Entries taken from a collection:

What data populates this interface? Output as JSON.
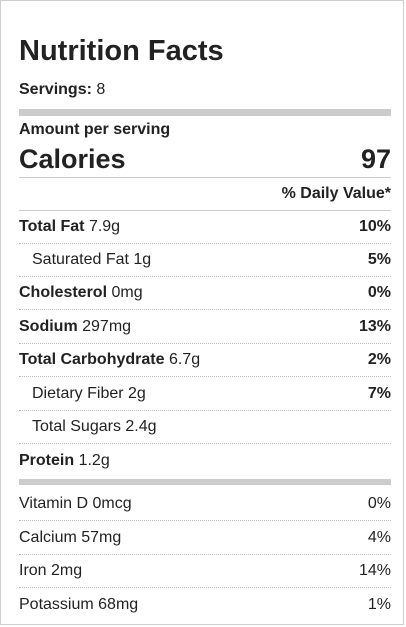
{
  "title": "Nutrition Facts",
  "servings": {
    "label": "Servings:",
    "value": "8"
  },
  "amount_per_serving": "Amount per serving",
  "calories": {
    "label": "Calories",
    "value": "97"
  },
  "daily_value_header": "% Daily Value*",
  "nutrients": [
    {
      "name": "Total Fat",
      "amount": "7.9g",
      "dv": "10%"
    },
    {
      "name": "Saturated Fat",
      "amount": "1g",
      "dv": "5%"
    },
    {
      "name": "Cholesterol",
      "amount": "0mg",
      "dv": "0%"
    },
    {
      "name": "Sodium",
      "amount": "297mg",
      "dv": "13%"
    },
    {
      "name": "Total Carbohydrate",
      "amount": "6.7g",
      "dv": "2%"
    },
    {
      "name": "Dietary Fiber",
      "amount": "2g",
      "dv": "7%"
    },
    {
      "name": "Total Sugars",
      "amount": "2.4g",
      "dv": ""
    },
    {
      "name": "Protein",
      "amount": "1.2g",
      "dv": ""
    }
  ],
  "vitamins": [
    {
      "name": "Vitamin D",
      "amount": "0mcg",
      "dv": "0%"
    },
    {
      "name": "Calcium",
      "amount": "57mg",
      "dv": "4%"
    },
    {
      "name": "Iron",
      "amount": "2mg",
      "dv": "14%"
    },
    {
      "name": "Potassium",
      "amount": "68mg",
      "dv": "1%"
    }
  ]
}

==

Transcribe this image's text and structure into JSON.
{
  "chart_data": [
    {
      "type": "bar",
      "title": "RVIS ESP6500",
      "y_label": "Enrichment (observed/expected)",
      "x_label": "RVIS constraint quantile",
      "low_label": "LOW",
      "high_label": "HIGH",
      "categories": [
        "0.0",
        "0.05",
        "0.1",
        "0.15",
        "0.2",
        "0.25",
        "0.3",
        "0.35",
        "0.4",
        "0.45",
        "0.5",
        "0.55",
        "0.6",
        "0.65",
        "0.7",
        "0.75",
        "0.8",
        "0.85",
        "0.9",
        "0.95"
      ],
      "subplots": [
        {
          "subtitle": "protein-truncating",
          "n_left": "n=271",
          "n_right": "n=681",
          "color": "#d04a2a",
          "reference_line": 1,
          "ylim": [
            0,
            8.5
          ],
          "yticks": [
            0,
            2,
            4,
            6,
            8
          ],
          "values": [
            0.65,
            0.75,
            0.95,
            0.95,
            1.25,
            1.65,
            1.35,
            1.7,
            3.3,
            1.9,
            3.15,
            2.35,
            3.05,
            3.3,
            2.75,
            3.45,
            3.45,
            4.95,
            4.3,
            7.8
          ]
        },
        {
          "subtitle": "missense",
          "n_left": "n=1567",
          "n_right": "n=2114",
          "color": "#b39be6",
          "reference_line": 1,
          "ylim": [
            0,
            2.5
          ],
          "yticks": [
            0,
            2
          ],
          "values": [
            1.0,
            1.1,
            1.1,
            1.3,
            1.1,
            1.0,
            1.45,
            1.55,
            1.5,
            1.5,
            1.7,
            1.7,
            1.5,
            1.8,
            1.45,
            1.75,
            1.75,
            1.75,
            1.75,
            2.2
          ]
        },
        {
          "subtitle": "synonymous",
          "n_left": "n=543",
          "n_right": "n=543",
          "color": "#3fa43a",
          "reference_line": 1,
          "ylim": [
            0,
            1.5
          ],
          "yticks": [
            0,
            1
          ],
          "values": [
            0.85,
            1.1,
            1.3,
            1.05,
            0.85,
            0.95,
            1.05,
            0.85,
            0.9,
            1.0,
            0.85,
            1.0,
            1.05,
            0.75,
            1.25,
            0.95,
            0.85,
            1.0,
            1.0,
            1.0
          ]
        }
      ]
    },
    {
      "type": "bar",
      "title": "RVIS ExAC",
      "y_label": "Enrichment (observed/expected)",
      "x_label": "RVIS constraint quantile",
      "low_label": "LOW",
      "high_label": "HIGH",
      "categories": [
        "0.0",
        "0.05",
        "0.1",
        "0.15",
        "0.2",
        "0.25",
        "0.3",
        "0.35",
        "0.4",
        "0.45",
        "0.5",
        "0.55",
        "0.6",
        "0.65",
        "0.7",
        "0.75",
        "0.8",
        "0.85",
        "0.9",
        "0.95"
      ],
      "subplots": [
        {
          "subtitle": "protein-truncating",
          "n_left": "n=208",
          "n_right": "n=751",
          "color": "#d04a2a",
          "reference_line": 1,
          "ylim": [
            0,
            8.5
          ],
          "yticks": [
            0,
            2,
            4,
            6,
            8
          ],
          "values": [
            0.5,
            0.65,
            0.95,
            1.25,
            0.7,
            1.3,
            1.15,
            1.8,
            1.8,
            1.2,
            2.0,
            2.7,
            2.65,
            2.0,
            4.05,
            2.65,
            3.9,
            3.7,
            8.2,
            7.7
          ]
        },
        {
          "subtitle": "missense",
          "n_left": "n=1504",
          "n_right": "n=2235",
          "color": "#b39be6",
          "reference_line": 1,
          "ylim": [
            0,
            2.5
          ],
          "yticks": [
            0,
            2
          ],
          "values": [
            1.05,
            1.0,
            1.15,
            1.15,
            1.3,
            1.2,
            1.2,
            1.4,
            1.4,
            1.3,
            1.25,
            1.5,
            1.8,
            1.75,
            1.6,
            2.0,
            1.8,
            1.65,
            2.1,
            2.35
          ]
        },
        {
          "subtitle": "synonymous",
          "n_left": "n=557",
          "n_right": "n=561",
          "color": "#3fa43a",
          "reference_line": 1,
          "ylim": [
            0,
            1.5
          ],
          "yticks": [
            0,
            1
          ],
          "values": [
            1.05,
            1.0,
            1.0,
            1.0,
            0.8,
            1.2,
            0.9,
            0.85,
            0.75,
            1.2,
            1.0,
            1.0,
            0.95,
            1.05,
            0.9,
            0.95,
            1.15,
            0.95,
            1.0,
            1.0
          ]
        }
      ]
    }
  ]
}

> [Work order] From the entries above, return each line with the word "JSON" in it.

> [The completed task]
What data populates this interface? Output as JSON.
Transcribe this image's text and structure into JSON.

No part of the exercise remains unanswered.